• WHAT NEEDS TO BE DONE
Pull out every line below that holds the word "apprenti".

• WORKING DATA
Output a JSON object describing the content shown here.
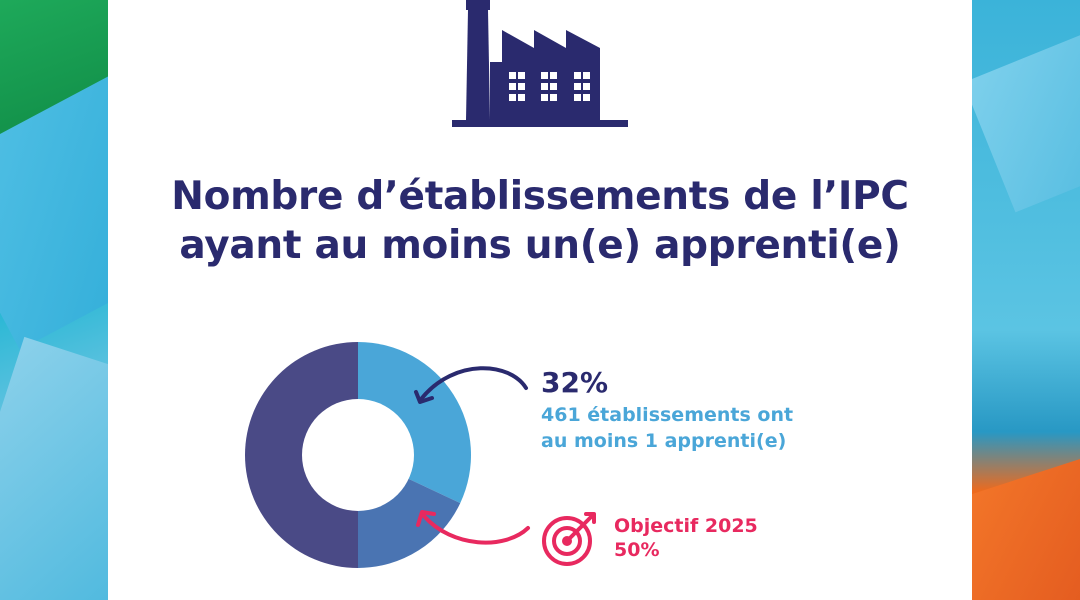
{
  "title": {
    "line1": "Nombre d’établissements de l’IPC",
    "line2": "ayant au moins un(e) apprenti(e)"
  },
  "icons": {
    "header": "factory-icon",
    "objective": "target-icon"
  },
  "colors": {
    "navy": "#2a2a6e",
    "light_blue": "#4aa6d8",
    "mid_blue": "#4a74b2",
    "dark_slice": "#4a4a86",
    "pink": "#e8295f"
  },
  "chart_data": {
    "type": "pie",
    "donut": true,
    "slices": [
      {
        "label": "461 établissements ont au moins 1 apprenti(e)",
        "value": 32,
        "color": "#4aa6d8"
      },
      {
        "label": "Objectif 2025",
        "value": 18,
        "color": "#4a74b2"
      },
      {
        "label": "",
        "value": 50,
        "color": "#4a4a86"
      }
    ],
    "annotations": {
      "current_pct": "32%",
      "current_line1": "461 établissements ont",
      "current_line2": "au moins 1 apprenti(e)",
      "objective_label": "Objectif 2025",
      "objective_pct": "50%"
    }
  }
}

• TASK OUTPUT
    "line2": "ayant au moins un(e) apprenti(e)"
        "label": "461 établissements ont au moins 1 apprenti(e)",
      "current_line2": "au moins 1 apprenti(e)",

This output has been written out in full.